> **Set task A**: Lay out the records as a Markdown table with the columns "Row" and "Record line", one row per line, leaving out blank lines. Begin at the first line of the records and stop after the line that has "payments-icon xyxy=(198,700,225,722)".

> **Reading text**:
----------------
Even in the book of Revelation, in 16:8-9 there is imagery that would not feel out of place in a particularly fiery speech by Greta Thunberg: “and the fourth angel pure out his vial upon the sun, and power was given unto him to scorch men with fire.” Although this demonstrates that in the Bible itself dwells discourse that aligns itself neatly with left-wing objectives, it does not prove as many say that: Jesus was a socialist. The man existed before Capitalism, for his sake!


The question is not whether the teachings of Jesus were left-wing or right-wing as politics and discourse as we imagine them today did not exist in this era, and the political and economic structures which inform our discourse and ideologies were not even merely experiencing the most rudimentary phase of their beginnings but were virtually non-existent. Moreover, given that current scholarship of the bible dating the first forms of the books which comprise the modern Bible to the period between the 1st-3rd century, the views of its authors, and the historical Jesus, most likely map onto what we today would call left and right-wing ideologies with a discerning lack of prejudice, and a doubtful accuracy.
----------------
> **Input for this task**:
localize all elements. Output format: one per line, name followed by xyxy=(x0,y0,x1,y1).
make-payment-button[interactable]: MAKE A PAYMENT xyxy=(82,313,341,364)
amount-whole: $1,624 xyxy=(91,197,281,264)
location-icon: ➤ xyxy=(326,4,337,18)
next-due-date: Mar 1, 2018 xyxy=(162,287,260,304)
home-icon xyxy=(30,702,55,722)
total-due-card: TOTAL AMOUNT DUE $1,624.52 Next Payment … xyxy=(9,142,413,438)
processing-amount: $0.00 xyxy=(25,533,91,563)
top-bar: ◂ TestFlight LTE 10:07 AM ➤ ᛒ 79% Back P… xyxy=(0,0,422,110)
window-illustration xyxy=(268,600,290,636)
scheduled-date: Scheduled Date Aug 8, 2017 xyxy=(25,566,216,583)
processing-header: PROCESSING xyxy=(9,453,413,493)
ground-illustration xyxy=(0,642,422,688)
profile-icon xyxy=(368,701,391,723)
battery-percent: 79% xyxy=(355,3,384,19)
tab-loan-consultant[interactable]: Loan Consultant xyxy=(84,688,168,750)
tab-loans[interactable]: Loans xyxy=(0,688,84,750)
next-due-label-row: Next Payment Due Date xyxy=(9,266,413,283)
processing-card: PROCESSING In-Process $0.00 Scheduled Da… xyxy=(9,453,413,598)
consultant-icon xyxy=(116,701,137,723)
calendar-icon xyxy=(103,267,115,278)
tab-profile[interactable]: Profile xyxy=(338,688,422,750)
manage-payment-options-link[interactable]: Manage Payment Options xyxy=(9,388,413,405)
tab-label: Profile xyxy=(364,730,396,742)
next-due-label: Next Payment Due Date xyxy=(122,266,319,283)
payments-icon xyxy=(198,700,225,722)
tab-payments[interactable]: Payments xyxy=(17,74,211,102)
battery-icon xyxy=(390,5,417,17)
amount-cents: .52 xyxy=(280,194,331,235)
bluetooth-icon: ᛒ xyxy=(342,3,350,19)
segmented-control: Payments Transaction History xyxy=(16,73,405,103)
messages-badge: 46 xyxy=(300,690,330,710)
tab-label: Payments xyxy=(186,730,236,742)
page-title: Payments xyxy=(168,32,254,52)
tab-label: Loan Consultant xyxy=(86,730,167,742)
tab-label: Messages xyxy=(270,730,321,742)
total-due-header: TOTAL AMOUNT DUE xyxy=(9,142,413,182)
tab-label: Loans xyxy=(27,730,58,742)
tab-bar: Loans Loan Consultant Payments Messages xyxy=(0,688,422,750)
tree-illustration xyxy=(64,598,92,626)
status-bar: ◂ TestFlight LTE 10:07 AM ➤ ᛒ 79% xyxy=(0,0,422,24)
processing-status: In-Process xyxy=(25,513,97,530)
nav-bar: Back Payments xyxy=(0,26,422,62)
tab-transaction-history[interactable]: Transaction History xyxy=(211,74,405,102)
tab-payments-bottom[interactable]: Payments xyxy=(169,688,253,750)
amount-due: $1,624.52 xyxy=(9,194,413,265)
----------------
> **Set task B**: Decide whether each statement agrees with the passage on Jesus and politics. Answer yes or no, and quote the deciding words. (i) The passage quotes imagery from Revelation 16:8-9. (ii) The passage concludes that Jesus was a socialist. (iii) The passage says current scholarship dates the first forms of the Bible's books to between the 1st and 3rd century.

> **Task answer A**:
| Row | Record line |
|---|---|
| 1 | localize all elements. Output format: one per line, name followed by xyxy=(x0,y0,x1,y1). |
| 2 | make-payment-button[interactable]: MAKE A PAYMENT xyxy=(82,313,341,364) |
| 3 | amount-whole: $1,624 xyxy=(91,197,281,264) |
| 4 | location-icon: ➤ xyxy=(326,4,337,18) |
| 5 | next-due-date: Mar 1, 2018 xyxy=(162,287,260,304) |
| 6 | home-icon xyxy=(30,702,55,722) |
| 7 | total-due-card: TOTAL AMOUNT DUE $1,624.52 Next Payment … xyxy=(9,142,413,438) |
| 8 | processing-amount: $0.00 xyxy=(25,533,91,563) |
| 9 | top-bar: ◂ TestFlight LTE 10:07 AM ➤ ᛒ 79% Back P… xyxy=(0,0,422,110) |
| 10 | window-illustration xyxy=(268,600,290,636) |
| 11 | scheduled-date: Scheduled Date Aug 8, 2017 xyxy=(25,566,216,583) |
| 12 | processing-header: PROCESSING xyxy=(9,453,413,493) |
| 13 | ground-illustration xyxy=(0,642,422,688) |
| 14 | profile-icon xyxy=(368,701,391,723) |
| 15 | battery-percent: 79% xyxy=(355,3,384,19) |
| 16 | tab-loan-consultant[interactable]: Loan Consultant xyxy=(84,688,168,750) |
| 17 | tab-loans[interactable]: Loans xyxy=(0,688,84,750) |
| 18 | next-due-label-row: Next Payment Due Date xyxy=(9,266,413,283) |
| 19 | processing-card: PROCESSING In-Process $0.00 Scheduled Da… xyxy=(9,453,413,598) |
| 20 | consultant-icon xyxy=(116,701,137,723) |
| 21 | calendar-icon xyxy=(103,267,115,278) |
| 22 | tab-profile[interactable]: Profile xyxy=(338,688,422,750) |
| 23 | manage-payment-options-link[interactable]: Manage Payment Options xyxy=(9,388,413,405) |
| 24 | tab-label: Profile xyxy=(364,730,396,742) |
| 25 | next-due-label: Next Payment Due Date xyxy=(122,266,319,283) |
| 26 | payments-icon xyxy=(198,700,225,722) |

> **Task answer B**:
(i) Yes: "Even in the book of Revelation, in 16:8-9 there is imagery"
(ii) No: "it does not prove as many say that: Jesus was a socialist"
(iii) Yes: "current scholarship of the bible dating the first forms of the books which comprise the modern Bible to the period between the 1st-3rd century"